• _THE EXERCISE_
Report each row below that contains the string "bounding", copying every such row in full. Matching is case-sensitive.

• _ITEMS_
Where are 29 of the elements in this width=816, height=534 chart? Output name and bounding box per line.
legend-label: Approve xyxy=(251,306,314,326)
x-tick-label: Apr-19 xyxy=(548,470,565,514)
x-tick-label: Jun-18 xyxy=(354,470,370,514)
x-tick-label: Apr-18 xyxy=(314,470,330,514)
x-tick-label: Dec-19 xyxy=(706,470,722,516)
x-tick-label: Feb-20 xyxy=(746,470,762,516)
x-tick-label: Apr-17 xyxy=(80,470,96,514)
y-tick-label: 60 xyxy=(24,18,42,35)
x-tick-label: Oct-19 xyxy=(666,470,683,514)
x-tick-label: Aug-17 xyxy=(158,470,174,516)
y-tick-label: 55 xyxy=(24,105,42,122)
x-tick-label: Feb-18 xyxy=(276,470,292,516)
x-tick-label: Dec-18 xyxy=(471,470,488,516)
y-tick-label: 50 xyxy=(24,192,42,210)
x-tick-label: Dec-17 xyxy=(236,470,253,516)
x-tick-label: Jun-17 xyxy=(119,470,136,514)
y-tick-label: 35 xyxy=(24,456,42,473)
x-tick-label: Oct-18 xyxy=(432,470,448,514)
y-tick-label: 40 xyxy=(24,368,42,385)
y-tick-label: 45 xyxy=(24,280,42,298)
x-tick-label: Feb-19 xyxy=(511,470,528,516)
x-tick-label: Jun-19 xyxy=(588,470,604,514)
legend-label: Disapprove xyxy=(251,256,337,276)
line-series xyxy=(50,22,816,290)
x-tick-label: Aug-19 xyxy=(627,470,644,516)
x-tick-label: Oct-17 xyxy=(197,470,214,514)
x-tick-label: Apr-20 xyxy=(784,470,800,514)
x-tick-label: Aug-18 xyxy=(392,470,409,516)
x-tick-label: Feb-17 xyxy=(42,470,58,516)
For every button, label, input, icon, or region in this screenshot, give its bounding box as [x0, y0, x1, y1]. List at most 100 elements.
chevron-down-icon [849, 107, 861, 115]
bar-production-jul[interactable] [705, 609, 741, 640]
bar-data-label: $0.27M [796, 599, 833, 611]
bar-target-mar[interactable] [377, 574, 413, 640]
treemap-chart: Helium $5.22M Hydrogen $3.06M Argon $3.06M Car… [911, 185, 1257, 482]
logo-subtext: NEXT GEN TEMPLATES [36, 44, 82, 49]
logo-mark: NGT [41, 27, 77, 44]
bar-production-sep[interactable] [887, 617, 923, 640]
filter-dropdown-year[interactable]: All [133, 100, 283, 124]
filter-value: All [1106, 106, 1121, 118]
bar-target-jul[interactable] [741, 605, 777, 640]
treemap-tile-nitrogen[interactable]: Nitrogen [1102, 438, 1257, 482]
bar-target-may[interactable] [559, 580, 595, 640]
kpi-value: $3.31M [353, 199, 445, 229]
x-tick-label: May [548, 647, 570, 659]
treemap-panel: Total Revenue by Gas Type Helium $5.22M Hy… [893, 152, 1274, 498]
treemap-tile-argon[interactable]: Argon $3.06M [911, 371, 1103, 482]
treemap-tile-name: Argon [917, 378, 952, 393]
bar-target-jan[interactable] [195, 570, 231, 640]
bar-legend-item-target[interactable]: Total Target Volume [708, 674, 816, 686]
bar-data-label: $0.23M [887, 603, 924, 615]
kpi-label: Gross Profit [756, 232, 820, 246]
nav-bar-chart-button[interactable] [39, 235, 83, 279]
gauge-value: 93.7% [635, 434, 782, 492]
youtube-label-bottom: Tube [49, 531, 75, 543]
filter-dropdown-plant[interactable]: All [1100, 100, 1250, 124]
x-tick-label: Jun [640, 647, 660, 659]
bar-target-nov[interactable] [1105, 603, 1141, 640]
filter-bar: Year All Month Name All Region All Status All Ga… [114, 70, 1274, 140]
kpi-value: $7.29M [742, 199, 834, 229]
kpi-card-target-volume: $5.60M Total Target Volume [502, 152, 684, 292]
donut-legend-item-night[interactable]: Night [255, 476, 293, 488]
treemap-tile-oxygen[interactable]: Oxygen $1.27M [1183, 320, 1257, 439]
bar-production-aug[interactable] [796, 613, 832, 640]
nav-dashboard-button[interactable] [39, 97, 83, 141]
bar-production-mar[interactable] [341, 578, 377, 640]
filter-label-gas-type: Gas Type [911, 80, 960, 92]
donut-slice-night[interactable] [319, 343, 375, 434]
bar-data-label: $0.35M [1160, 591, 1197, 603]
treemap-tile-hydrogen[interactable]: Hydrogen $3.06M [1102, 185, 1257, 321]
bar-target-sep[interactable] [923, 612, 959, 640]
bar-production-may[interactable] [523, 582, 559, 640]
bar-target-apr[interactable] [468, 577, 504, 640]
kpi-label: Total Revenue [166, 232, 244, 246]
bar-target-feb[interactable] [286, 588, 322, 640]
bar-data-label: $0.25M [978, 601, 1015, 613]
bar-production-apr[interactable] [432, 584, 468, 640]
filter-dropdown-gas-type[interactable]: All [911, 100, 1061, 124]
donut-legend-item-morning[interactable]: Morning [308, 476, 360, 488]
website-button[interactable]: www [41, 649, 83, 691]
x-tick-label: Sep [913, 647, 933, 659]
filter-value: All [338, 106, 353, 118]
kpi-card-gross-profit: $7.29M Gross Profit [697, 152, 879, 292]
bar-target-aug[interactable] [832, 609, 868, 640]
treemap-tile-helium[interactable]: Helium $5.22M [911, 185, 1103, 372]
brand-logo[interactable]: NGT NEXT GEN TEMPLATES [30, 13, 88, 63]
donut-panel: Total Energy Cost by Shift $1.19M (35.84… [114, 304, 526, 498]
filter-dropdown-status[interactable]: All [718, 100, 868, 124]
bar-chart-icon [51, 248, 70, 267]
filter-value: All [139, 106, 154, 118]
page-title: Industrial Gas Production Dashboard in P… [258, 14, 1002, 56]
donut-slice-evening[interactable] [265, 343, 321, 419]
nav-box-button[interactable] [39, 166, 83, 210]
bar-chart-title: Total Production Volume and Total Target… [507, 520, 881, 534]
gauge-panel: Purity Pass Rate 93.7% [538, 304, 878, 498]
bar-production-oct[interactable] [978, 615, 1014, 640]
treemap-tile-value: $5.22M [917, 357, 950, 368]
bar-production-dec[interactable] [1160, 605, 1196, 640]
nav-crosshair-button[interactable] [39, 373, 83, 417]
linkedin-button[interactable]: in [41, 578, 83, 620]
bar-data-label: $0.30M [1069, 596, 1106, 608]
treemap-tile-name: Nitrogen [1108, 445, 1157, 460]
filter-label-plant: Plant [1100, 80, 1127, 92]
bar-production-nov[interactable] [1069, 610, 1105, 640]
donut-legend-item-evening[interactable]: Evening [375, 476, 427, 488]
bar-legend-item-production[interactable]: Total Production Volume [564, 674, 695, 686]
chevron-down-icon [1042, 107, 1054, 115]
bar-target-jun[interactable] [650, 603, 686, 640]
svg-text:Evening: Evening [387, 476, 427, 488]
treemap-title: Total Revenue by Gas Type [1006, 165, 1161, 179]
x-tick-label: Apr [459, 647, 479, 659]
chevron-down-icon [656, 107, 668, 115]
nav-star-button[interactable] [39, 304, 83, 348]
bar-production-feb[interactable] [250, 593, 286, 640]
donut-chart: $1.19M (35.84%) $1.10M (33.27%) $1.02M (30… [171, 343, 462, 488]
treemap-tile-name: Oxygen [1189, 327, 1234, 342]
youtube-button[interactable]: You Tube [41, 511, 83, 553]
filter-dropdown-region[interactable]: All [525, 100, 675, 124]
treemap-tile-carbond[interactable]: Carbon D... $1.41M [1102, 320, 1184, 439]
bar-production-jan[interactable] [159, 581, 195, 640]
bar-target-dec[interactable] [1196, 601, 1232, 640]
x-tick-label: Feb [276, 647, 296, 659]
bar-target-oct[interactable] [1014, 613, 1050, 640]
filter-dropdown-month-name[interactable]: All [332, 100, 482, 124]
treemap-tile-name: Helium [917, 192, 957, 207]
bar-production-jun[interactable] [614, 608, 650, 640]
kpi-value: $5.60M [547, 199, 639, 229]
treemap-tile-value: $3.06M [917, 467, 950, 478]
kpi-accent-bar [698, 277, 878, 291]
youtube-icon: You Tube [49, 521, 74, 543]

• _PROBLEM SOLUTION_
Where are 29 of the elements in this width=816, height=534 chart? Output name and bounding box per line.
For every button, label, input, icon, or region in this screenshot, give its bounding box as [x0, y0, x1, y1]. List at most 100 elements.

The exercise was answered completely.